WHAT THE TASK ASKS: Restate the entries below verbatim.

RECORDS SUPPLIED:
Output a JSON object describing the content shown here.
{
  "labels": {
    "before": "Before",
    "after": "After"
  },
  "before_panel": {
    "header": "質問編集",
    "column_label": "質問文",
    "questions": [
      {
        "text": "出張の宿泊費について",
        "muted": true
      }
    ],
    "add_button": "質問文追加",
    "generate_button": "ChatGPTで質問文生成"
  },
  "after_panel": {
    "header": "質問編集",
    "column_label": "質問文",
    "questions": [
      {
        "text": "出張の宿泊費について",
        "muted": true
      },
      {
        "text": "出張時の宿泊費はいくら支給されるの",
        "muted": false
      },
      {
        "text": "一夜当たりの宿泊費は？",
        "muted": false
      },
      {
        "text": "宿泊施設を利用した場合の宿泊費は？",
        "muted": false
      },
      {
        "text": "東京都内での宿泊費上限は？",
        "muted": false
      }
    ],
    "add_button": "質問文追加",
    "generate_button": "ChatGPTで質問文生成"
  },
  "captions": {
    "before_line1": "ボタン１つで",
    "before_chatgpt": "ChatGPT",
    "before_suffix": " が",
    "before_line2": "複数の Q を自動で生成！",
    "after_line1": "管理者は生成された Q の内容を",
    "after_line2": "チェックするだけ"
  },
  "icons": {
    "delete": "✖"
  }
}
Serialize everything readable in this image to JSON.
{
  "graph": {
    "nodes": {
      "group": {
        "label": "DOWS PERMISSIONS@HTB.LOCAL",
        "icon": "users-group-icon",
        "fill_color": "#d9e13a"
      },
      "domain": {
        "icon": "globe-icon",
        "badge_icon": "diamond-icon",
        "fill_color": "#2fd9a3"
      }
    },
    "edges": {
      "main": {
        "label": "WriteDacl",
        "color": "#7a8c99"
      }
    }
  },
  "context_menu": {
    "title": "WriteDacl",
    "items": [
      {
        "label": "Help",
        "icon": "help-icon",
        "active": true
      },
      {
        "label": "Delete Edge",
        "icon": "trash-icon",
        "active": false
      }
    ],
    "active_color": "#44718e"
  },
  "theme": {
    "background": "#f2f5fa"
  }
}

THE RESPONSE:
Output a JSON object describing the content shown here.
{
  "labels": {
    "before": "Before",
    "after": "After"
  },
  "before_panel": {
    "header": "質問編集",
    "column_label": "質問文",
    "questions": [
      {
        "text": "出張の宿泊費について",
        "muted": true
      }
    ],
    "add_button": "質問文追加",
    "generate_button": "ChatGPTで質問文生成"
  },
  "after_panel": {
    "header": "質問編集",
    "column_label": "質問文",
    "questions": [
      {
        "text": "出張の宿泊費について",
        "muted": true
      },
      {
        "text": "出張時の宿泊費はいくら支給されるの",
        "muted": false
      },
      {
        "text": "一夜当たりの宿泊費は？",
        "muted": false
      },
      {
        "text": "宿泊施設を利用した場合の宿泊費は？",
        "muted": false
      },
      {
        "text": "東京都内での宿泊費上限は？",
        "muted": false
      }
    ],
    "add_button": "質問文追加",
    "generate_button": "ChatGPTで質問文生成"
  },
  "captions": {
    "before_line1": "ボタン１つで",
    "before_chatgpt": "ChatGPT",
    "before_suffix": " が",
    "before_line2": "複数の Q を自動で生成！",
    "after_line1": "管理者は生成された Q の内容を",
    "after_line2": "チェックするだけ"
  },
  "icons": {
    "delete": "✖"
  }
}
Serialize everything readable in this image to JSON.
{
  "graph": {
    "nodes": {
      "group": {
        "label": "DOWS PERMISSIONS@HTB.LOCAL",
        "icon": "users-group-icon",
        "fill_color": "#d9e13a"
      },
      "domain": {
        "icon": "globe-icon",
        "badge_icon": "diamond-icon",
        "fill_color": "#2fd9a3"
      }
    },
    "edges": {
      "main": {
        "label": "WriteDacl",
        "color": "#7a8c99"
      }
    }
  },
  "context_menu": {
    "title": "WriteDacl",
    "items": [
      {
        "label": "Help",
        "icon": "help-icon",
        "active": true
      },
      {
        "label": "Delete Edge",
        "icon": "trash-icon",
        "active": false
      }
    ],
    "active_color": "#44718e"
  },
  "theme": {
    "background": "#f2f5fa"
  }
}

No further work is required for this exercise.